== Set task ==
Repeat all the records exactly, omitting pictures.

== Data provided ==

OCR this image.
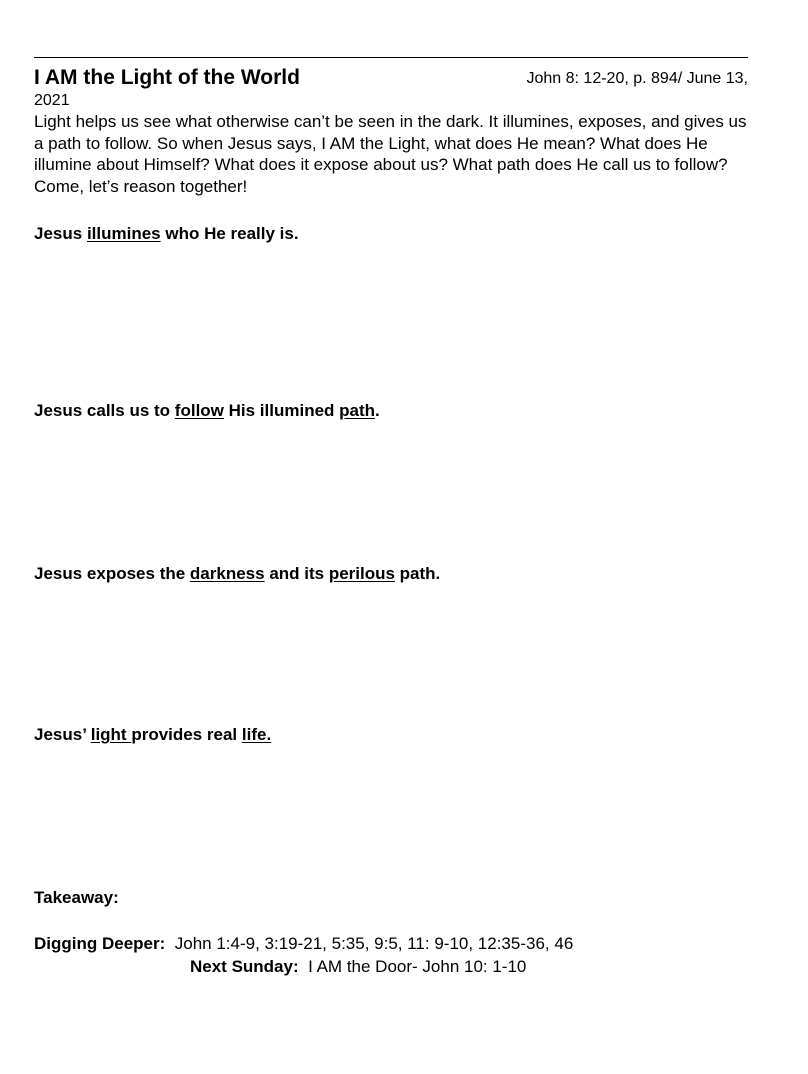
I AM the Light of the World	John 8: 12-20, p. 894/ June 13,
2021

Light helps us see what otherwise can’t be seen in the dark. It illumines, exposes, and gives us a path to follow. So when Jesus says, I AM the Light, what does He mean? What does He illumine about Himself? What does it expose about us? What path does He call us to follow? Come, let’s reason together!

Jesus illumines who He really is.

Jesus calls us to follow His illumined path.

Jesus exposes the darkness and its perilous path.

Jesus’ light provides real life.

Takeaway:
Digging Deeper:  John 1:4-9, 3:19-21, 5:35, 9:5, 11: 9-10, 12:35-36, 46
Next Sunday:  I AM the Door- John 10: 1-10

== Written response ==
OCR this image.
I AM the Light of the World	John 8: 12-20, p. 894/ June 13,
2021

Light helps us see what otherwise can’t be seen in the dark. It illumines, exposes, and gives us a path to follow. So when Jesus says, I AM the Light, what does He mean? What does He illumine about Himself? What does it expose about us? What path does He call us to follow? Come, let’s reason together!

Jesus illumines who He really is.

Jesus calls us to follow His illumined path.

Jesus exposes the darkness and its perilous path.

Jesus’ light provides real life.

Takeaway:
Digging Deeper:  John 1:4-9, 3:19-21, 5:35, 9:5, 11: 9-10, 12:35-36, 46
Next Sunday:  I AM the Door- John 10: 1-10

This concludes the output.